Data provided>
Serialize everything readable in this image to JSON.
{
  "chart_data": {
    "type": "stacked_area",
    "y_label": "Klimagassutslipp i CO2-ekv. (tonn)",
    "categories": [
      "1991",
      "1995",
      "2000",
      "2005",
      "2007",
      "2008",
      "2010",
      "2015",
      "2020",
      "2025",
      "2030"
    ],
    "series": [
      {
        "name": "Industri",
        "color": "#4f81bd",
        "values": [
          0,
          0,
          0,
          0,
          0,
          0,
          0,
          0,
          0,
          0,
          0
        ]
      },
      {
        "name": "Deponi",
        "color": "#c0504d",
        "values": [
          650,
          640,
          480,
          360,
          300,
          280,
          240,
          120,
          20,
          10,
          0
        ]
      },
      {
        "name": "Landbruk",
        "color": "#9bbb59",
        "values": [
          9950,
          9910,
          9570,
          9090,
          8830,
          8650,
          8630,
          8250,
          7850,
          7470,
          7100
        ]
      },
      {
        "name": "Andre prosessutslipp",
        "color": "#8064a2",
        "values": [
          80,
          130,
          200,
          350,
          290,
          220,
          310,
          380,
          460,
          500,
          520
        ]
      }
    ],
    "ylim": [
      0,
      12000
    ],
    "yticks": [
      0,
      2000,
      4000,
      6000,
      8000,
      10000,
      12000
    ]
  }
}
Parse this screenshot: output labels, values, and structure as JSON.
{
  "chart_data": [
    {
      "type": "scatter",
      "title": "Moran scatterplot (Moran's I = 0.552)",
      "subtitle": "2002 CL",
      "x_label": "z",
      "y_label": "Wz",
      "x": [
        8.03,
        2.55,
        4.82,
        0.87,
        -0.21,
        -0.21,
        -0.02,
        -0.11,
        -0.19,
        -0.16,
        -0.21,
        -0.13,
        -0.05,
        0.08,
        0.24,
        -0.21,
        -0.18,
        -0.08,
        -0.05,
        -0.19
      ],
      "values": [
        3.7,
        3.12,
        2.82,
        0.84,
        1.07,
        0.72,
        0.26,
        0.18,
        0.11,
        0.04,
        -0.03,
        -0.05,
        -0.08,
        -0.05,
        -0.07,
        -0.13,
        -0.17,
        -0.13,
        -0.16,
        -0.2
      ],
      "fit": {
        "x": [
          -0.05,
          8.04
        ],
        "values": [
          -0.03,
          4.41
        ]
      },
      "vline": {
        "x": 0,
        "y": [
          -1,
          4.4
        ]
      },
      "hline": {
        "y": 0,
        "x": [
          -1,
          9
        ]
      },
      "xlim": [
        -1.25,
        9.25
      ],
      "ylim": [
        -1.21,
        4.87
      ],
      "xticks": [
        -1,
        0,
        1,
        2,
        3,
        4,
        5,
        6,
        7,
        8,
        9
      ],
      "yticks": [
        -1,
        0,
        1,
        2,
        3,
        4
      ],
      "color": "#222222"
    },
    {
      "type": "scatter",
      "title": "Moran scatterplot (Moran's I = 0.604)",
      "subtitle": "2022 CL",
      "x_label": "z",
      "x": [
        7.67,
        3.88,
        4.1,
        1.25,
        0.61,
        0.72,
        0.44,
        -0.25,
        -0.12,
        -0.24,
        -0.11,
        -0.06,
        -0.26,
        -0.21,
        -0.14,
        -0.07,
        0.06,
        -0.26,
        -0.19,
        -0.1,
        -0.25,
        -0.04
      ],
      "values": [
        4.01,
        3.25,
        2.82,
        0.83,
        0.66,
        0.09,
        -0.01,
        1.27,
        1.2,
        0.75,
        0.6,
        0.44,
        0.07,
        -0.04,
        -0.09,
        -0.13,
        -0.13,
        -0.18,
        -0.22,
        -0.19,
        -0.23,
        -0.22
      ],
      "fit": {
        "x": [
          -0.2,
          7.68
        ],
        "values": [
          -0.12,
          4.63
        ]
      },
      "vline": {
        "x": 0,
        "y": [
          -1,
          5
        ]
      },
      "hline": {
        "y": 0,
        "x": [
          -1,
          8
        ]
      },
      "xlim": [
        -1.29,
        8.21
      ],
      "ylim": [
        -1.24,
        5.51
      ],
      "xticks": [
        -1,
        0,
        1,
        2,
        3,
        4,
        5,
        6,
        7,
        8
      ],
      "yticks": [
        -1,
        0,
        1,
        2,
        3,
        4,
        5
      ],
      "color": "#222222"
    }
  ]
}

Request> Out of the material above, gather each line where "name" appears.

Exercise result>
        "name": "Industri",
        "name": "Deponi",
        "name": "Landbruk",
        "name": "Andre prosessutslipp",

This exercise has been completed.